Records for processing =>
-- start --

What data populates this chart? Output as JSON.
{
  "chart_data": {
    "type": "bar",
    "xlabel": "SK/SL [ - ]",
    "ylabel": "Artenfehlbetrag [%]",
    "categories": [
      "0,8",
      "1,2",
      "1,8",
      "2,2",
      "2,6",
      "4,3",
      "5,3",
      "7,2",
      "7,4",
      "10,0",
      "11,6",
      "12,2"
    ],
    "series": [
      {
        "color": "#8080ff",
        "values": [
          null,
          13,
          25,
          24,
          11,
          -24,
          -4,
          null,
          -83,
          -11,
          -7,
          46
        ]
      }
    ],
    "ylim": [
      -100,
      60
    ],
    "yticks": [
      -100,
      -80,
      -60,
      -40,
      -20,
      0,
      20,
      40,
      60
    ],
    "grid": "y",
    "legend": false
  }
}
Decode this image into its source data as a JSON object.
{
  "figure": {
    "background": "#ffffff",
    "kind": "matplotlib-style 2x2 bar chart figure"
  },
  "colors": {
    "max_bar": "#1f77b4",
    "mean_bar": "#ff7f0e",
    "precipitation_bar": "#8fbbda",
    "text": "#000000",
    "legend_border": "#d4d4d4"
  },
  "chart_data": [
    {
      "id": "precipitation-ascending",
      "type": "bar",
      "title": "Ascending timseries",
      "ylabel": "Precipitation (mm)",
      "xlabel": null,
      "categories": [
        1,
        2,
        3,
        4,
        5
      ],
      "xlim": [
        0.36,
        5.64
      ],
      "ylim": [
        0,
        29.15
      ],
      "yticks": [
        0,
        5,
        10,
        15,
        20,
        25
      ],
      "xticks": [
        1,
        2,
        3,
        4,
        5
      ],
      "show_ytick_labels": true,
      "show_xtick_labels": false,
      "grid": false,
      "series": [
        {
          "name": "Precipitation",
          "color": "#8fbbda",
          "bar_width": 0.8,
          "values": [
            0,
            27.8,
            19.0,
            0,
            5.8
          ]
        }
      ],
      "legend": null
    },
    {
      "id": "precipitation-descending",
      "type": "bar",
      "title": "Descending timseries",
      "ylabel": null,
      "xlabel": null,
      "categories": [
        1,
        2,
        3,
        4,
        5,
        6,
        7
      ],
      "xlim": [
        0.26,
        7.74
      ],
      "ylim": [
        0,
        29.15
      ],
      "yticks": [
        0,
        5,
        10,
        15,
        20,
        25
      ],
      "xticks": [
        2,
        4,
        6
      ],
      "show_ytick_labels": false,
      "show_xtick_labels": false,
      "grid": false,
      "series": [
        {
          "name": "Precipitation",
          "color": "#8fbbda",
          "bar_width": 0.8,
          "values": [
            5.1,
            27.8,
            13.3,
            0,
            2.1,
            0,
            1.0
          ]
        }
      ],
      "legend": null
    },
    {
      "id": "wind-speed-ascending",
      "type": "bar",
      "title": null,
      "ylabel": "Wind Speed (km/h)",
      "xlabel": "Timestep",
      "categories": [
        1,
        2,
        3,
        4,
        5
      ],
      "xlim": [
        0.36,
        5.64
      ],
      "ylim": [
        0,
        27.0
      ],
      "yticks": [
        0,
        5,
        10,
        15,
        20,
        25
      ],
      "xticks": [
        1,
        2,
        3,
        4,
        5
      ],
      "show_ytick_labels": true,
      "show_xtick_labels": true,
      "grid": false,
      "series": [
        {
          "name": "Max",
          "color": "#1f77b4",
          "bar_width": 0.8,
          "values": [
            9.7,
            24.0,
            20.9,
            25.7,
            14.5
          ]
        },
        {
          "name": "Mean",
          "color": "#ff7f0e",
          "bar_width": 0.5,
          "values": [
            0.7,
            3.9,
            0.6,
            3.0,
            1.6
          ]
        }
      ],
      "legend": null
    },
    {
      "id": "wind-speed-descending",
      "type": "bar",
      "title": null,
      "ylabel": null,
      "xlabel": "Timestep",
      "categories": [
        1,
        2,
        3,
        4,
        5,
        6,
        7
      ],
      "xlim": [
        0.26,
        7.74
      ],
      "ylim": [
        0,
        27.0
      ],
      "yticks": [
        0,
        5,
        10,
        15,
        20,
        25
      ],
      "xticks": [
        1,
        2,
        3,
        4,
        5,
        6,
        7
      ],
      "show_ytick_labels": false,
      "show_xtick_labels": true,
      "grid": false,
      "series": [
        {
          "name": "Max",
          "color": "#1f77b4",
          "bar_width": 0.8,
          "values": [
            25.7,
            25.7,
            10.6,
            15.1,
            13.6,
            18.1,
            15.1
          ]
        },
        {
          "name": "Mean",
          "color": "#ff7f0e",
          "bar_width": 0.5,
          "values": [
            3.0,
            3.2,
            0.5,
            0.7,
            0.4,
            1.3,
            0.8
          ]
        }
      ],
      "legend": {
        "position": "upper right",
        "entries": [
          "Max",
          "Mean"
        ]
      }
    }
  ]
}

-- end --

Your objective => Copy out all of the data exactly, leaving nothing out.

Complete response =>
What data populates this chart? Output as JSON.
{
  "chart_data": {
    "type": "bar",
    "xlabel": "SK/SL [ - ]",
    "ylabel": "Artenfehlbetrag [%]",
    "categories": [
      "0,8",
      "1,2",
      "1,8",
      "2,2",
      "2,6",
      "4,3",
      "5,3",
      "7,2",
      "7,4",
      "10,0",
      "11,6",
      "12,2"
    ],
    "series": [
      {
        "color": "#8080ff",
        "values": [
          null,
          13,
          25,
          24,
          11,
          -24,
          -4,
          null,
          -83,
          -11,
          -7,
          46
        ]
      }
    ],
    "ylim": [
      -100,
      60
    ],
    "yticks": [
      -100,
      -80,
      -60,
      -40,
      -20,
      0,
      20,
      40,
      60
    ],
    "grid": "y",
    "legend": false
  }
}
Decode this image into its source data as a JSON object.
{
  "figure": {
    "background": "#ffffff",
    "kind": "matplotlib-style 2x2 bar chart figure"
  },
  "colors": {
    "max_bar": "#1f77b4",
    "mean_bar": "#ff7f0e",
    "precipitation_bar": "#8fbbda",
    "text": "#000000",
    "legend_border": "#d4d4d4"
  },
  "chart_data": [
    {
      "id": "precipitation-ascending",
      "type": "bar",
      "title": "Ascending timseries",
      "ylabel": "Precipitation (mm)",
      "xlabel": null,
      "categories": [
        1,
        2,
        3,
        4,
        5
      ],
      "xlim": [
        0.36,
        5.64
      ],
      "ylim": [
        0,
        29.15
      ],
      "yticks": [
        0,
        5,
        10,
        15,
        20,
        25
      ],
      "xticks": [
        1,
        2,
        3,
        4,
        5
      ],
      "show_ytick_labels": true,
      "show_xtick_labels": false,
      "grid": false,
      "series": [
        {
          "name": "Precipitation",
          "color": "#8fbbda",
          "bar_width": 0.8,
          "values": [
            0,
            27.8,
            19.0,
            0,
            5.8
          ]
        }
      ],
      "legend": null
    },
    {
      "id": "precipitation-descending",
      "type": "bar",
      "title": "Descending timseries",
      "ylabel": null,
      "xlabel": null,
      "categories": [
        1,
        2,
        3,
        4,
        5,
        6,
        7
      ],
      "xlim": [
        0.26,
        7.74
      ],
      "ylim": [
        0,
        29.15
      ],
      "yticks": [
        0,
        5,
        10,
        15,
        20,
        25
      ],
      "xticks": [
        2,
        4,
        6
      ],
      "show_ytick_labels": false,
      "show_xtick_labels": false,
      "grid": false,
      "series": [
        {
          "name": "Precipitation",
          "color": "#8fbbda",
          "bar_width": 0.8,
          "values": [
            5.1,
            27.8,
            13.3,
            0,
            2.1,
            0,
            1.0
          ]
        }
      ],
      "legend": null
    },
    {
      "id": "wind-speed-ascending",
      "type": "bar",
      "title": null,
      "ylabel": "Wind Speed (km/h)",
      "xlabel": "Timestep",
      "categories": [
        1,
        2,
        3,
        4,
        5
      ],
      "xlim": [
        0.36,
        5.64
      ],
      "ylim": [
        0,
        27.0
      ],
      "yticks": [
        0,
        5,
        10,
        15,
        20,
        25
      ],
      "xticks": [
        1,
        2,
        3,
        4,
        5
      ],
      "show_ytick_labels": true,
      "show_xtick_labels": true,
      "grid": false,
      "series": [
        {
          "name": "Max",
          "color": "#1f77b4",
          "bar_width": 0.8,
          "values": [
            9.7,
            24.0,
            20.9,
            25.7,
            14.5
          ]
        },
        {
          "name": "Mean",
          "color": "#ff7f0e",
          "bar_width": 0.5,
          "values": [
            0.7,
            3.9,
            0.6,
            3.0,
            1.6
          ]
        }
      ],
      "legend": null
    },
    {
      "id": "wind-speed-descending",
      "type": "bar",
      "title": null,
      "ylabel": null,
      "xlabel": "Timestep",
      "categories": [
        1,
        2,
        3,
        4,
        5,
        6,
        7
      ],
      "xlim": [
        0.26,
        7.74
      ],
      "ylim": [
        0,
        27.0
      ],
      "yticks": [
        0,
        5,
        10,
        15,
        20,
        25
      ],
      "xticks": [
        1,
        2,
        3,
        4,
        5,
        6,
        7
      ],
      "show_ytick_labels": false,
      "show_xtick_labels": true,
      "grid": false,
      "series": [
        {
          "name": "Max",
          "color": "#1f77b4",
          "bar_width": 0.8,
          "values": [
            25.7,
            25.7,
            10.6,
            15.1,
            13.6,
            18.1,
            15.1
          ]
        },
        {
          "name": "Mean",
          "color": "#ff7f0e",
          "bar_width": 0.5,
          "values": [
            3.0,
            3.2,
            0.5,
            0.7,
            0.4,
            1.3,
            0.8
          ]
        }
      ],
      "legend": {
        "position": "upper right",
        "entries": [
          "Max",
          "Mean"
        ]
      }
    }
  ]
}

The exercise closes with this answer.